* **Record extracts**:
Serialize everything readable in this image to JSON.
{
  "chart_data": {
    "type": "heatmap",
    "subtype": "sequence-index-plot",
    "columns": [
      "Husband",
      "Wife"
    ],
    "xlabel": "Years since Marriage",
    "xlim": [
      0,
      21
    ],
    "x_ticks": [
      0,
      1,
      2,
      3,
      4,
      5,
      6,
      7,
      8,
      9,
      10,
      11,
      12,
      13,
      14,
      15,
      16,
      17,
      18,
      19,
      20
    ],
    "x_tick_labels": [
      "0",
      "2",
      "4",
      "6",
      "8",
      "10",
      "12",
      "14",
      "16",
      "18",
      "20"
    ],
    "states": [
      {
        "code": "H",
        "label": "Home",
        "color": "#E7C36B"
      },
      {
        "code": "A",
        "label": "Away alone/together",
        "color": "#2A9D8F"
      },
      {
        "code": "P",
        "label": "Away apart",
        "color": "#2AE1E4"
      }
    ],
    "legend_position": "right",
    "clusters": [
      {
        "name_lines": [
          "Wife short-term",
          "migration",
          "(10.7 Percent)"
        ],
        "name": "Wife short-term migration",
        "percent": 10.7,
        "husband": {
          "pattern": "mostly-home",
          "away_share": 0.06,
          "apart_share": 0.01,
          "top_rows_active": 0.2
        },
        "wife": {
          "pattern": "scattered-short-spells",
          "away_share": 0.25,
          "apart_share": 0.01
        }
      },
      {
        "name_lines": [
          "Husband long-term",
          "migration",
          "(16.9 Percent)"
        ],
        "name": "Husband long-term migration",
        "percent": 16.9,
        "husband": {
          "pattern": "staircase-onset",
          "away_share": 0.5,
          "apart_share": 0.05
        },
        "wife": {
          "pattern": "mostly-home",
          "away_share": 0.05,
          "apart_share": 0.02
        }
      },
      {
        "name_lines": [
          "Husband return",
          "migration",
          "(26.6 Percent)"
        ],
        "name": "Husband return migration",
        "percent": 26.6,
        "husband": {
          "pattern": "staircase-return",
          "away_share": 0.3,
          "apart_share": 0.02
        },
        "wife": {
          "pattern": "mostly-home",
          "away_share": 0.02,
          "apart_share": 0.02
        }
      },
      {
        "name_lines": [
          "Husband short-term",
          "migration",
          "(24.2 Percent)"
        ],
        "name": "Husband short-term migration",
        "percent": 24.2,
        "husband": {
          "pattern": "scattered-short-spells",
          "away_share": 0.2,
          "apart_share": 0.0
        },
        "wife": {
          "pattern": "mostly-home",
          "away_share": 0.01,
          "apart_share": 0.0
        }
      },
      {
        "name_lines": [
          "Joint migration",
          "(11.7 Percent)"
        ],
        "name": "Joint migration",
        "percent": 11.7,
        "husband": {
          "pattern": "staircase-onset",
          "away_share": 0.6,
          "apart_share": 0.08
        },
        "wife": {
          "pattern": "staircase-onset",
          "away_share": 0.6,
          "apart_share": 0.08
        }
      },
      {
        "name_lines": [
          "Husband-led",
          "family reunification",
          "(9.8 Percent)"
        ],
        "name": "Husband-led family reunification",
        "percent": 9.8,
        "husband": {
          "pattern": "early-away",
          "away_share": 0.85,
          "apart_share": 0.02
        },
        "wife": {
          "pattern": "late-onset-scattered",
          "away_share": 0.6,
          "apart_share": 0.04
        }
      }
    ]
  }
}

* **Stated problem**: Reproduce all of the material above word for word.

* **Task response**:
Serialize everything readable in this image to JSON.
{
  "chart_data": {
    "type": "heatmap",
    "subtype": "sequence-index-plot",
    "columns": [
      "Husband",
      "Wife"
    ],
    "xlabel": "Years since Marriage",
    "xlim": [
      0,
      21
    ],
    "x_ticks": [
      0,
      1,
      2,
      3,
      4,
      5,
      6,
      7,
      8,
      9,
      10,
      11,
      12,
      13,
      14,
      15,
      16,
      17,
      18,
      19,
      20
    ],
    "x_tick_labels": [
      "0",
      "2",
      "4",
      "6",
      "8",
      "10",
      "12",
      "14",
      "16",
      "18",
      "20"
    ],
    "states": [
      {
        "code": "H",
        "label": "Home",
        "color": "#E7C36B"
      },
      {
        "code": "A",
        "label": "Away alone/together",
        "color": "#2A9D8F"
      },
      {
        "code": "P",
        "label": "Away apart",
        "color": "#2AE1E4"
      }
    ],
    "legend_position": "right",
    "clusters": [
      {
        "name_lines": [
          "Wife short-term",
          "migration",
          "(10.7 Percent)"
        ],
        "name": "Wife short-term migration",
        "percent": 10.7,
        "husband": {
          "pattern": "mostly-home",
          "away_share": 0.06,
          "apart_share": 0.01,
          "top_rows_active": 0.2
        },
        "wife": {
          "pattern": "scattered-short-spells",
          "away_share": 0.25,
          "apart_share": 0.01
        }
      },
      {
        "name_lines": [
          "Husband long-term",
          "migration",
          "(16.9 Percent)"
        ],
        "name": "Husband long-term migration",
        "percent": 16.9,
        "husband": {
          "pattern": "staircase-onset",
          "away_share": 0.5,
          "apart_share": 0.05
        },
        "wife": {
          "pattern": "mostly-home",
          "away_share": 0.05,
          "apart_share": 0.02
        }
      },
      {
        "name_lines": [
          "Husband return",
          "migration",
          "(26.6 Percent)"
        ],
        "name": "Husband return migration",
        "percent": 26.6,
        "husband": {
          "pattern": "staircase-return",
          "away_share": 0.3,
          "apart_share": 0.02
        },
        "wife": {
          "pattern": "mostly-home",
          "away_share": 0.02,
          "apart_share": 0.02
        }
      },
      {
        "name_lines": [
          "Husband short-term",
          "migration",
          "(24.2 Percent)"
        ],
        "name": "Husband short-term migration",
        "percent": 24.2,
        "husband": {
          "pattern": "scattered-short-spells",
          "away_share": 0.2,
          "apart_share": 0.0
        },
        "wife": {
          "pattern": "mostly-home",
          "away_share": 0.01,
          "apart_share": 0.0
        }
      },
      {
        "name_lines": [
          "Joint migration",
          "(11.7 Percent)"
        ],
        "name": "Joint migration",
        "percent": 11.7,
        "husband": {
          "pattern": "staircase-onset",
          "away_share": 0.6,
          "apart_share": 0.08
        },
        "wife": {
          "pattern": "staircase-onset",
          "away_share": 0.6,
          "apart_share": 0.08
        }
      },
      {
        "name_lines": [
          "Husband-led",
          "family reunification",
          "(9.8 Percent)"
        ],
        "name": "Husband-led family reunification",
        "percent": 9.8,
        "husband": {
          "pattern": "early-away",
          "away_share": 0.85,
          "apart_share": 0.02
        },
        "wife": {
          "pattern": "late-onset-scattered",
          "away_share": 0.6,
          "apart_share": 0.04
        }
      }
    ]
  }
}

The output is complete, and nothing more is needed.